WORKING DATA
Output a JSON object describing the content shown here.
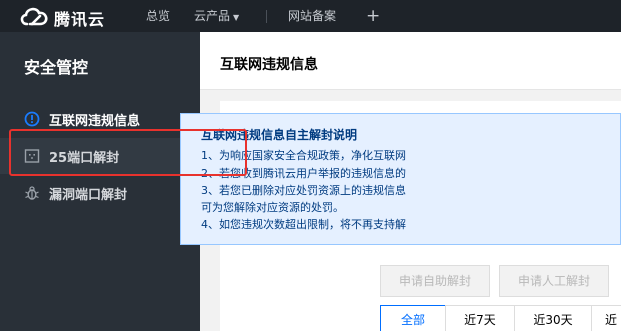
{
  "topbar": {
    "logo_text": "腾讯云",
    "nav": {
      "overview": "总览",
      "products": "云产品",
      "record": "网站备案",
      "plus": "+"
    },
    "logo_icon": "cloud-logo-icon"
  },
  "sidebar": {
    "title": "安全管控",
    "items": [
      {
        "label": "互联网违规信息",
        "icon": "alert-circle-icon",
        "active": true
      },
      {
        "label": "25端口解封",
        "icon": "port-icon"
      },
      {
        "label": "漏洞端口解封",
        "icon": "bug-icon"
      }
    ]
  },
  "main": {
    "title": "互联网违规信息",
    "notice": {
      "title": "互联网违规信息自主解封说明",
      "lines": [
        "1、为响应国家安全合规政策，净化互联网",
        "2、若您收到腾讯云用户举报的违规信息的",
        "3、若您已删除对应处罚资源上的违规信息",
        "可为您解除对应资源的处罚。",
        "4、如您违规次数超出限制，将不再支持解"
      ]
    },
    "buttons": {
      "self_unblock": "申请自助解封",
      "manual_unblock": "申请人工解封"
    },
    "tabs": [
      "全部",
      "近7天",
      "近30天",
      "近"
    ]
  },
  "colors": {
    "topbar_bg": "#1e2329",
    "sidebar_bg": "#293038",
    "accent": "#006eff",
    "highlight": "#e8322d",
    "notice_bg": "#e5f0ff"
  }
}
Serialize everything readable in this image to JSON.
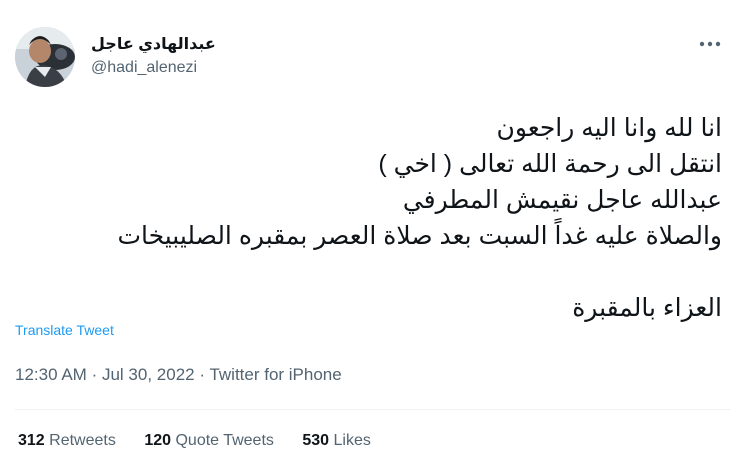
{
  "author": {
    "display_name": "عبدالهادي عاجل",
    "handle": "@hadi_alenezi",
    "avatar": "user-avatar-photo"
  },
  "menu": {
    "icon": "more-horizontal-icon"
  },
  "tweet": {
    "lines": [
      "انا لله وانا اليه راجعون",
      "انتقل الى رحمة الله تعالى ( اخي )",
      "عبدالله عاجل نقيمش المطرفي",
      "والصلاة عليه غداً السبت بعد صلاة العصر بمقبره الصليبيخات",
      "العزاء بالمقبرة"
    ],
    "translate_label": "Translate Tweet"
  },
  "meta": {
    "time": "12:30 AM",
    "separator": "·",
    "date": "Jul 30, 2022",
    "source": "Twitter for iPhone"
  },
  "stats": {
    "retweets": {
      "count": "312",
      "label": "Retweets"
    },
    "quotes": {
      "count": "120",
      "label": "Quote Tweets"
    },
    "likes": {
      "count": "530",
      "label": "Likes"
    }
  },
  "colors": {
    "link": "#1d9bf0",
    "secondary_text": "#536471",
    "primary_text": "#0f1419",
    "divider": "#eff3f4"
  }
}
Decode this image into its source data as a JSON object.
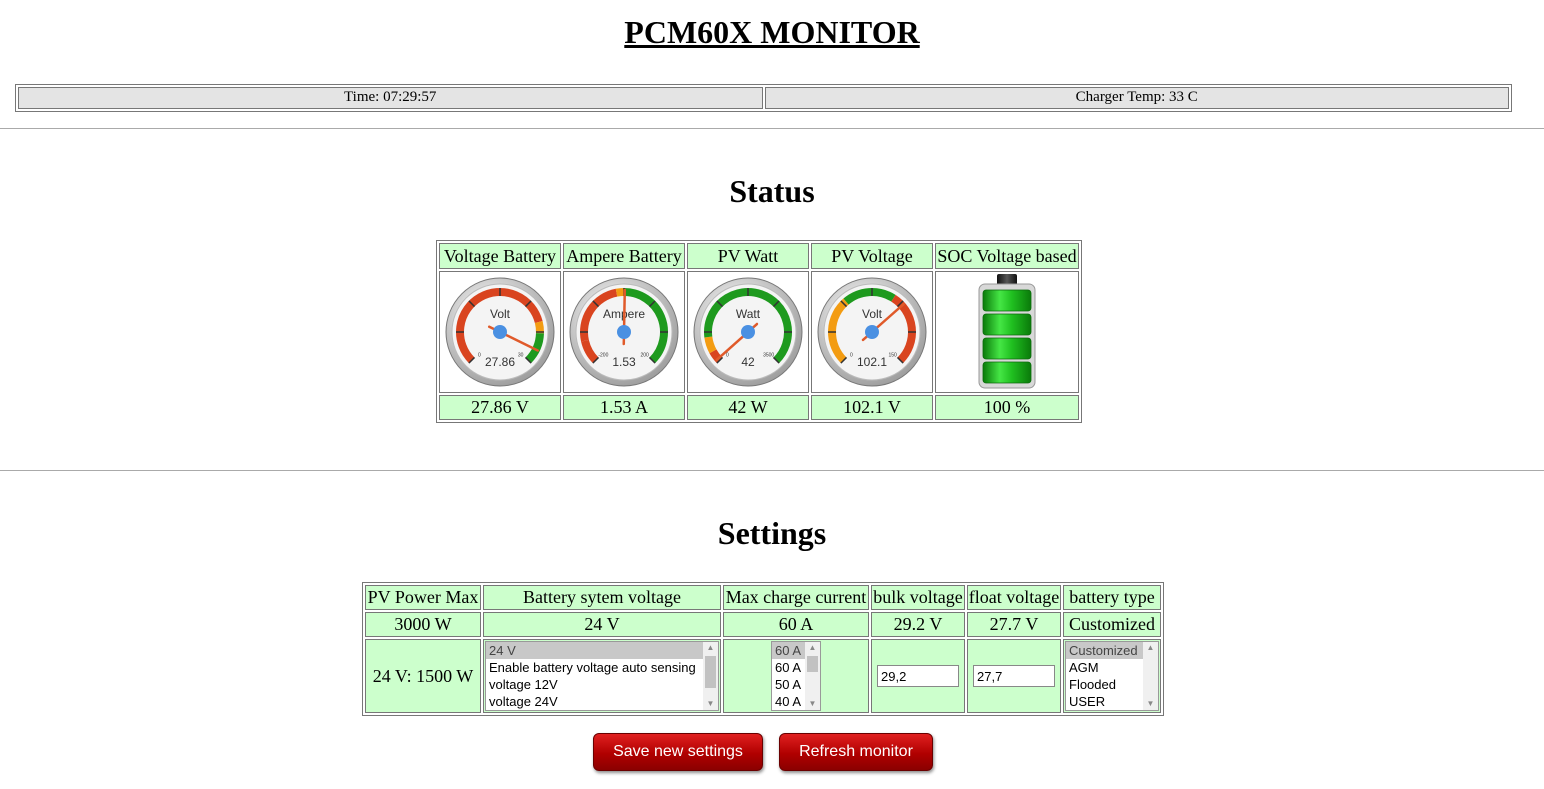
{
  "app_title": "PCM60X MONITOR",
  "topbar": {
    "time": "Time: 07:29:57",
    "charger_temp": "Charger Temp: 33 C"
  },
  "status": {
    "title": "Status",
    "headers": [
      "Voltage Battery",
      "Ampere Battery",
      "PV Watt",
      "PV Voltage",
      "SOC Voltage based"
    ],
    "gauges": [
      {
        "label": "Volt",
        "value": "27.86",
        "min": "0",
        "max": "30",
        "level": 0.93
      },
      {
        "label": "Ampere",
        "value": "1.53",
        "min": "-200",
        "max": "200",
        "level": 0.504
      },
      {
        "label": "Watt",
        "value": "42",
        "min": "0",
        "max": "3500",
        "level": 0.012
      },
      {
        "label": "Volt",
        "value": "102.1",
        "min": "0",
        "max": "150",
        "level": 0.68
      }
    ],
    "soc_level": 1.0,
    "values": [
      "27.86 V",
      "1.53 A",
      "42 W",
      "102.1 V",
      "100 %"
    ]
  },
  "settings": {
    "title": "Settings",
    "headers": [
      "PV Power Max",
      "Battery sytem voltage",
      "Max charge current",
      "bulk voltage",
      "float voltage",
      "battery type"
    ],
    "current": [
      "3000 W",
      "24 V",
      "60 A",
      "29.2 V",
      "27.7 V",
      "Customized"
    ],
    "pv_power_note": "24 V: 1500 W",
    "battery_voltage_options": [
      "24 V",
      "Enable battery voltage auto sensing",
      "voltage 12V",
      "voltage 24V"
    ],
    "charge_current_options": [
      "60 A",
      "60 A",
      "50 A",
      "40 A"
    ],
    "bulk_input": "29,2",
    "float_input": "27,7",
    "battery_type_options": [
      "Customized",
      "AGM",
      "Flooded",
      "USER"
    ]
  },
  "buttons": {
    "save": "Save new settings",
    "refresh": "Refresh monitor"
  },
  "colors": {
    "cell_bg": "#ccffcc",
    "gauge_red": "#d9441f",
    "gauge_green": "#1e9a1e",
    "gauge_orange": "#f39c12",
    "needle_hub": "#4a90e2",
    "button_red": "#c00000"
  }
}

--

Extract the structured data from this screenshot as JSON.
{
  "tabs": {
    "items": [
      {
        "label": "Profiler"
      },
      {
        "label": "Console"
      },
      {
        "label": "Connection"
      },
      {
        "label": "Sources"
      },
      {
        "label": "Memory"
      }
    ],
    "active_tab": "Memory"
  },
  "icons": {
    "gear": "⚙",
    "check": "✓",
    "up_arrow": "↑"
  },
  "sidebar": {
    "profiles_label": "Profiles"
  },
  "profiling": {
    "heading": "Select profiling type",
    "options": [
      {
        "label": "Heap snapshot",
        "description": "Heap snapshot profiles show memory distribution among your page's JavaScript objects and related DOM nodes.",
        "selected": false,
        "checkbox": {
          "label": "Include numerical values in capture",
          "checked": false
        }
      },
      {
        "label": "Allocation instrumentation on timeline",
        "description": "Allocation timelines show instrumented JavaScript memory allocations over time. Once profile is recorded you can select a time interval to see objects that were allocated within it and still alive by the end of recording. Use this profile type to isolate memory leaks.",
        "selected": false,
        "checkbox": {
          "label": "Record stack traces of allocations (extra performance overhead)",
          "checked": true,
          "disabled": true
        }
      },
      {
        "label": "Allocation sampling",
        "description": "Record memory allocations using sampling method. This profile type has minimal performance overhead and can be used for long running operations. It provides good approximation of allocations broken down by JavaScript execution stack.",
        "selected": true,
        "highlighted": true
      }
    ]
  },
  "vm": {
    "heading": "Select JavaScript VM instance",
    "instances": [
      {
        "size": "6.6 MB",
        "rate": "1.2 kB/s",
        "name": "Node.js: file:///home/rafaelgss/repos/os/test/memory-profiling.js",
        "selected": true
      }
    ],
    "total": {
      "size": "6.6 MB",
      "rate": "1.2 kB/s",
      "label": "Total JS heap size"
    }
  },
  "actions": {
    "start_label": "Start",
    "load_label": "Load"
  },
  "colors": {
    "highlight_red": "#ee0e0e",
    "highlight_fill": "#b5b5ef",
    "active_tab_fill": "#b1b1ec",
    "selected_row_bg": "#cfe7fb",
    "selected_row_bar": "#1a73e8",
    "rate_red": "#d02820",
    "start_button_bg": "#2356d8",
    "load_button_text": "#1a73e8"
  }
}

DIRECTION
Count the lines above that contain the word "stack", and give only that number.

TASK OUTPUT
2